• Challenge:
Your task is to transcribe the records exactly, skipping every image.

• Stored rows:
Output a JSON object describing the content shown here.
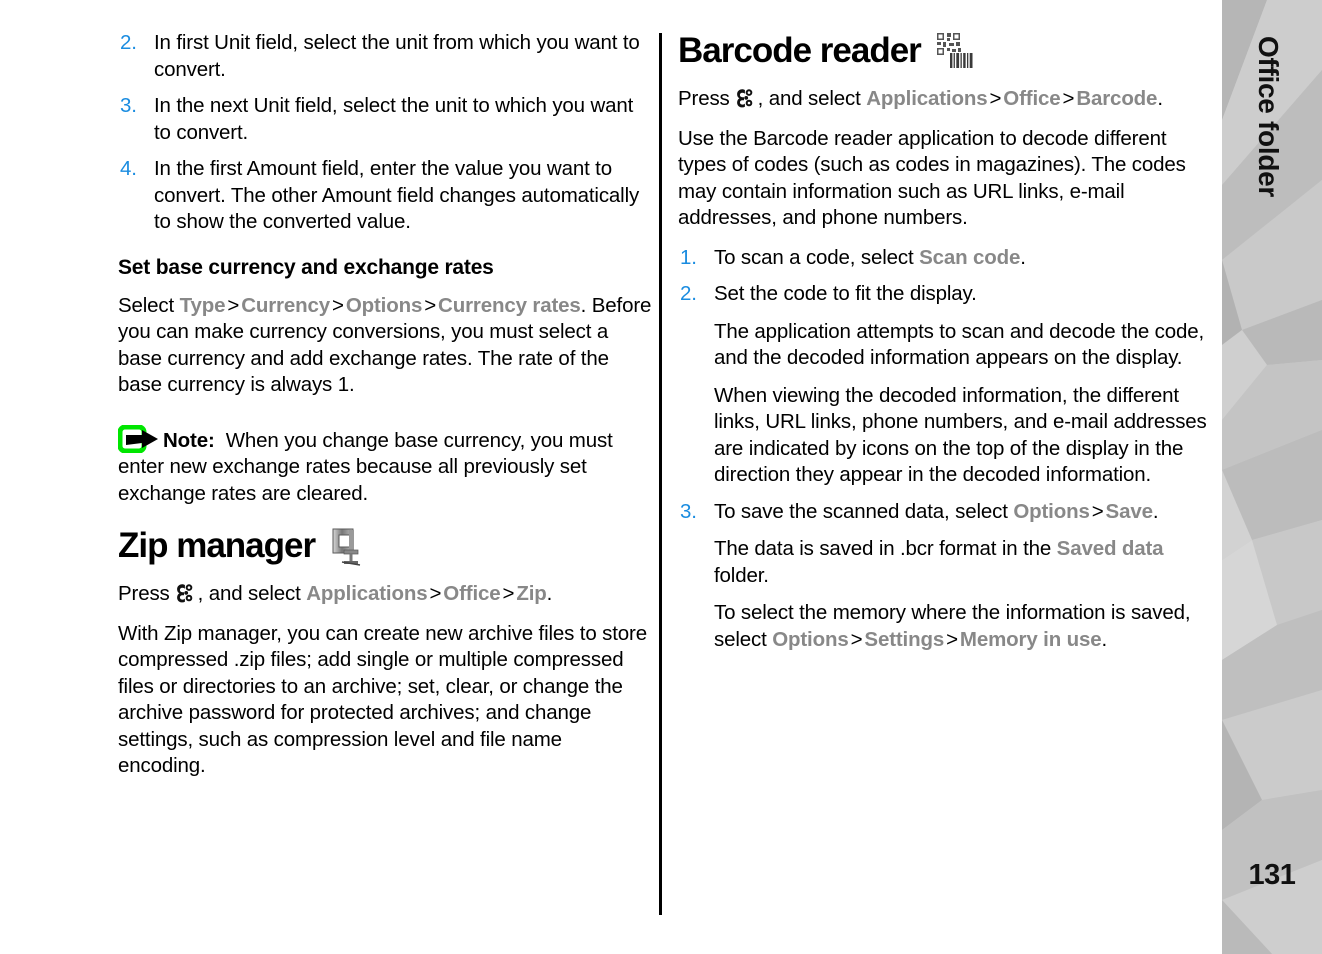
{
  "page": {
    "number": "131",
    "sidebar_title": "Office folder"
  },
  "left_column": {
    "steps_continued": [
      {
        "num": "2.",
        "text": "In first Unit field, select the unit from which you want to convert."
      },
      {
        "num": "3.",
        "text": "In the next Unit field, select the unit to which you want to convert."
      },
      {
        "num": "4.",
        "text": "In the first Amount field, enter the value you want to convert. The other Amount field changes automatically to show the converted value."
      }
    ],
    "subheading": "Set base currency and exchange rates",
    "currency_path": {
      "lead": "Select ",
      "items": [
        "Type",
        "Currency",
        "Options",
        "Currency rates"
      ],
      "separator": ">",
      "tail": ". Before you can make currency conversions, you must select a base currency and add exchange rates. The rate of the base currency is always 1."
    },
    "note": {
      "icon": "note-arrow-icon",
      "label": "Note:",
      "text": "When you change base currency, you must enter new exchange rates because all previously set exchange rates are cleared."
    },
    "zip": {
      "heading": "Zip manager",
      "icon": "clamp-icon",
      "press_lead": "Press",
      "press_key_icon": "menu-key-icon",
      "press_mid": ", and select ",
      "path_items": [
        "Applications",
        "Office",
        "Zip"
      ],
      "separator": ">",
      "path_tail": ".",
      "body": "With Zip manager, you can create new archive files to store compressed .zip files; add single or multiple compressed files or directories to an archive; set, clear, or change the archive password for protected archives; and change settings, such as compression level and file name encoding."
    }
  },
  "right_column": {
    "barcode": {
      "heading": "Barcode reader",
      "icon": "barcode-qr-icon",
      "press_lead": "Press",
      "press_key_icon": "menu-key-icon",
      "press_mid": ", and select ",
      "path_items": [
        "Applications",
        "Office",
        "Barcode"
      ],
      "separator": ">",
      "path_tail": ".",
      "intro": "Use the Barcode reader application to decode different types of codes (such as codes in magazines). The codes may contain information such as URL links, e-mail addresses, and phone numbers.",
      "steps": [
        {
          "num": "1.",
          "lead": "To scan a code, select ",
          "ui": "Scan code",
          "tail": ".",
          "subs": []
        },
        {
          "num": "2.",
          "lead": "Set the code to fit the display.",
          "ui": "",
          "tail": "",
          "subs": [
            "The application attempts to scan and decode the code, and the decoded information appears on the display.",
            "When viewing the decoded information, the different links, URL links, phone numbers, and e-mail addresses are indicated by icons on the top of the display in the direction they appear in the decoded information."
          ]
        },
        {
          "num": "3.",
          "lead": "To save the scanned data, select ",
          "ui": "Options",
          "ui2": "Save",
          "tail": ".",
          "subs": []
        }
      ],
      "saved_note": {
        "lead": "The data is saved in .bcr format in the ",
        "ui": "Saved data",
        "tail": " folder."
      },
      "memory_note": {
        "lead": "To select the memory where the information is saved, select ",
        "items": [
          "Options",
          "Settings",
          "Memory in use"
        ],
        "separator": ">",
        "tail": "."
      }
    }
  },
  "colors": {
    "list_number_blue": "#1a8ce0",
    "ui_reference_gray": "#888888",
    "note_icon_green": "#00e000",
    "sidebar_gray": "#c3c3c3",
    "text_black": "#000000"
  }
}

• Written answer:
Output a JSON object describing the content shown here.
{
  "page": {
    "number": "131",
    "sidebar_title": "Office folder"
  },
  "left_column": {
    "steps_continued": [
      {
        "num": "2.",
        "text": "In first Unit field, select the unit from which you want to convert."
      },
      {
        "num": "3.",
        "text": "In the next Unit field, select the unit to which you want to convert."
      },
      {
        "num": "4.",
        "text": "In the first Amount field, enter the value you want to convert. The other Amount field changes automatically to show the converted value."
      }
    ],
    "subheading": "Set base currency and exchange rates",
    "currency_path": {
      "lead": "Select ",
      "items": [
        "Type",
        "Currency",
        "Options",
        "Currency rates"
      ],
      "separator": ">",
      "tail": ". Before you can make currency conversions, you must select a base currency and add exchange rates. The rate of the base currency is always 1."
    },
    "note": {
      "icon": "note-arrow-icon",
      "label": "Note:",
      "text": "When you change base currency, you must enter new exchange rates because all previously set exchange rates are cleared."
    },
    "zip": {
      "heading": "Zip manager",
      "icon": "clamp-icon",
      "press_lead": "Press",
      "press_key_icon": "menu-key-icon",
      "press_mid": ", and select ",
      "path_items": [
        "Applications",
        "Office",
        "Zip"
      ],
      "separator": ">",
      "path_tail": ".",
      "body": "With Zip manager, you can create new archive files to store compressed .zip files; add single or multiple compressed files or directories to an archive; set, clear, or change the archive password for protected archives; and change settings, such as compression level and file name encoding."
    }
  },
  "right_column": {
    "barcode": {
      "heading": "Barcode reader",
      "icon": "barcode-qr-icon",
      "press_lead": "Press",
      "press_key_icon": "menu-key-icon",
      "press_mid": ", and select ",
      "path_items": [
        "Applications",
        "Office",
        "Barcode"
      ],
      "separator": ">",
      "path_tail": ".",
      "intro": "Use the Barcode reader application to decode different types of codes (such as codes in magazines). The codes may contain information such as URL links, e-mail addresses, and phone numbers.",
      "steps": [
        {
          "num": "1.",
          "lead": "To scan a code, select ",
          "ui": "Scan code",
          "tail": ".",
          "subs": []
        },
        {
          "num": "2.",
          "lead": "Set the code to fit the display.",
          "ui": "",
          "tail": "",
          "subs": [
            "The application attempts to scan and decode the code, and the decoded information appears on the display.",
            "When viewing the decoded information, the different links, URL links, phone numbers, and e-mail addresses are indicated by icons on the top of the display in the direction they appear in the decoded information."
          ]
        },
        {
          "num": "3.",
          "lead": "To save the scanned data, select ",
          "ui": "Options",
          "ui2": "Save",
          "tail": ".",
          "subs": []
        }
      ],
      "saved_note": {
        "lead": "The data is saved in .bcr format in the ",
        "ui": "Saved data",
        "tail": " folder."
      },
      "memory_note": {
        "lead": "To select the memory where the information is saved, select ",
        "items": [
          "Options",
          "Settings",
          "Memory in use"
        ],
        "separator": ">",
        "tail": "."
      }
    }
  },
  "colors": {
    "list_number_blue": "#1a8ce0",
    "ui_reference_gray": "#888888",
    "note_icon_green": "#00e000",
    "sidebar_gray": "#c3c3c3",
    "text_black": "#000000"
  }
}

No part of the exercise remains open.